Data items:
━━━━━━━━
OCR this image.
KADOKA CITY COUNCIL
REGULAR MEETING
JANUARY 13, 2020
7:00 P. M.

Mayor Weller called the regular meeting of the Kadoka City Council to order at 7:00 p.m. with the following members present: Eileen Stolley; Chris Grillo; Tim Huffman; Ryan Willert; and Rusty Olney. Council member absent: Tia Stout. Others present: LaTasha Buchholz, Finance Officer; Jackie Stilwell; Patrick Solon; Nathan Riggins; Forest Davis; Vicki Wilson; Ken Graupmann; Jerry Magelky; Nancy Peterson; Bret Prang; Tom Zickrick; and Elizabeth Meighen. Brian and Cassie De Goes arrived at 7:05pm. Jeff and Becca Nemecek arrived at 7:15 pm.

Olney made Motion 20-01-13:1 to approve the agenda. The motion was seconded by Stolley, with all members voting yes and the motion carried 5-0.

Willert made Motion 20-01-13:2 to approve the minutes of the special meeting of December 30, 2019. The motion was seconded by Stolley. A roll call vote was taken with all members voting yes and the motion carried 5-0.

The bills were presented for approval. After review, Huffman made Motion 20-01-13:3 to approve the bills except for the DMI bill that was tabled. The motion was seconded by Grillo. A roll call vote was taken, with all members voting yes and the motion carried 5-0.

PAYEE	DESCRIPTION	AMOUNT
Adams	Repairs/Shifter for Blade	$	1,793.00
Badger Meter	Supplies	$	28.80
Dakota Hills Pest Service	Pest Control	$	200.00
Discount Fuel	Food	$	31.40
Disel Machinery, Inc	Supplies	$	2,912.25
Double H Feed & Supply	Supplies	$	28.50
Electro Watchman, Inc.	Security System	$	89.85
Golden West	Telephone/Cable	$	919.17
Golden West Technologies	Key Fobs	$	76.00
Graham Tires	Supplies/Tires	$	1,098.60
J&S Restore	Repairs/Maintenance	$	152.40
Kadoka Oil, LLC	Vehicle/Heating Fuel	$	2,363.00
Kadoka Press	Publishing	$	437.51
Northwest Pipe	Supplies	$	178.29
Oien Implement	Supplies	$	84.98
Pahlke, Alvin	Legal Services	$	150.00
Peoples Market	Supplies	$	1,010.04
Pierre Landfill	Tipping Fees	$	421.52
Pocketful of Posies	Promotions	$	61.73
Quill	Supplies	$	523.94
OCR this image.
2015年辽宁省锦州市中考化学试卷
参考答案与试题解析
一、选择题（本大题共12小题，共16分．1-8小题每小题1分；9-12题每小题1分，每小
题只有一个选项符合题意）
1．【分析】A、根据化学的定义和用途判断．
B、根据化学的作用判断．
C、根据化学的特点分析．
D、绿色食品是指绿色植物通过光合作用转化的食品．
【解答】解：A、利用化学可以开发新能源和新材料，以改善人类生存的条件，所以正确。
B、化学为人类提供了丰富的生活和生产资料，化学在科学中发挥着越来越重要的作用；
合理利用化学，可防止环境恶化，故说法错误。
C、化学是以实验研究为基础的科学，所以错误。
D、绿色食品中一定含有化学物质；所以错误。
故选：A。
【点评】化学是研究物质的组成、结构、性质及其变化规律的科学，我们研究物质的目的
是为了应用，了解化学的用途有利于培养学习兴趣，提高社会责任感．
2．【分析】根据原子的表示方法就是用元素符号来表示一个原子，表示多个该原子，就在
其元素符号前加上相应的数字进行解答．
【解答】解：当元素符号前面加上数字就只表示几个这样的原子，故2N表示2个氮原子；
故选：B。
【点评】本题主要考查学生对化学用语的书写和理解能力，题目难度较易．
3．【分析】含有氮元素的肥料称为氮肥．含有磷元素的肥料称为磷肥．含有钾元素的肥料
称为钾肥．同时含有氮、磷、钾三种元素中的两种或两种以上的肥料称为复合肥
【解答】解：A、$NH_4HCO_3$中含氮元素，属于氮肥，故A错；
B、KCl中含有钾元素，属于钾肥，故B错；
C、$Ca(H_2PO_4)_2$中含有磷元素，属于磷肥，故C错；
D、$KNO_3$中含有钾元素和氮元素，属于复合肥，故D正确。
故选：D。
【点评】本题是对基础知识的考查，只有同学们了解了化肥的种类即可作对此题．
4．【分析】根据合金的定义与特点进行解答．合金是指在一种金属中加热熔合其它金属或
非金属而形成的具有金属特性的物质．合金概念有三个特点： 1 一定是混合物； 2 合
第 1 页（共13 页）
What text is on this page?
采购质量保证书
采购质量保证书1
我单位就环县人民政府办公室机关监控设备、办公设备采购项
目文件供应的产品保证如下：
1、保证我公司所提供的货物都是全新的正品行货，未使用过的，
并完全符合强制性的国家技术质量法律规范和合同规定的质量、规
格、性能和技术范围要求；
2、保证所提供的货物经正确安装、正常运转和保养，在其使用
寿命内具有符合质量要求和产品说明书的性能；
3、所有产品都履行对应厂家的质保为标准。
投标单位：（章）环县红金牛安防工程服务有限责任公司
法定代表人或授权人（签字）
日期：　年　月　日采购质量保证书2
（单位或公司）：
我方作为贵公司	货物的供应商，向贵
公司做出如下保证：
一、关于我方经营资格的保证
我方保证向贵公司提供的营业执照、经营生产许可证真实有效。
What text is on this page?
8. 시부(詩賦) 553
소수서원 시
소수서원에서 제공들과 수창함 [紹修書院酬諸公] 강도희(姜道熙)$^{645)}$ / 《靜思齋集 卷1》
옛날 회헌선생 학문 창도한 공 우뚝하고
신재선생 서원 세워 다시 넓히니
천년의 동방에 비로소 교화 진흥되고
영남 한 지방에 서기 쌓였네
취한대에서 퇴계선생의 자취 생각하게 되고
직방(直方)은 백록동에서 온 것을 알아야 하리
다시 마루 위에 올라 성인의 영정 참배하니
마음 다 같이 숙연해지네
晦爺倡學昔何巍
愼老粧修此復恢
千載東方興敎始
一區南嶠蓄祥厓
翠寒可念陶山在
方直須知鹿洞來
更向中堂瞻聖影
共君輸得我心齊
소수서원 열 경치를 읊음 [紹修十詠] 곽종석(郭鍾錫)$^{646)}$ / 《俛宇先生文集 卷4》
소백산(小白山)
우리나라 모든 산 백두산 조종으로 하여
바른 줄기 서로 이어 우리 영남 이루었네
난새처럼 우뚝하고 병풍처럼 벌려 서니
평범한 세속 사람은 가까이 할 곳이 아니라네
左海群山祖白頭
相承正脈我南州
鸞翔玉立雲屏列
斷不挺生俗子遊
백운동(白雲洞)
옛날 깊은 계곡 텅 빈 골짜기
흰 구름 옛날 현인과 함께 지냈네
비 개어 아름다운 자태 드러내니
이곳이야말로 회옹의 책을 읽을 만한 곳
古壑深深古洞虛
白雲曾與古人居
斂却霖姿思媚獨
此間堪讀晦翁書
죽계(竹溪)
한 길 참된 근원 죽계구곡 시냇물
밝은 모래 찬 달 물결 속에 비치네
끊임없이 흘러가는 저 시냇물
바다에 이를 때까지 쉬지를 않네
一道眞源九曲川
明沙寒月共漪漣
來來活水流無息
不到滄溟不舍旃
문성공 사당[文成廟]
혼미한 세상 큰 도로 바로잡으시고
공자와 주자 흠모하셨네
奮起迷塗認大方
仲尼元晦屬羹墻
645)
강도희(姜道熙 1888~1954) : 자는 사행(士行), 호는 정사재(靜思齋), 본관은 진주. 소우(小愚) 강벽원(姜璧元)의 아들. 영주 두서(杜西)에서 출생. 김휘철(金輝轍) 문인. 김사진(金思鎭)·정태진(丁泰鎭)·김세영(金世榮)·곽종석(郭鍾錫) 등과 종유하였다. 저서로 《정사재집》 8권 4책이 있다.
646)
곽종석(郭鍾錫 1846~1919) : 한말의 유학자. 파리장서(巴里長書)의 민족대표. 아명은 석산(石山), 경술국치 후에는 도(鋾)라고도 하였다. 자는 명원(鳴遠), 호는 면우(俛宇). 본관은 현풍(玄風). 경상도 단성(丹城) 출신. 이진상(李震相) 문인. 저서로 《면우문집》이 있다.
━━━━━━━━
■ **AIM OF THE EXERCISE**: Pick each line holding the word "Repairs" out of the data and copy it.

■ **COMPLETE RESPONSE**:
Adams	Repairs/Shifter for Blade	$	1,793.00
J&S Restore	Repairs/Maintenance	$	152.40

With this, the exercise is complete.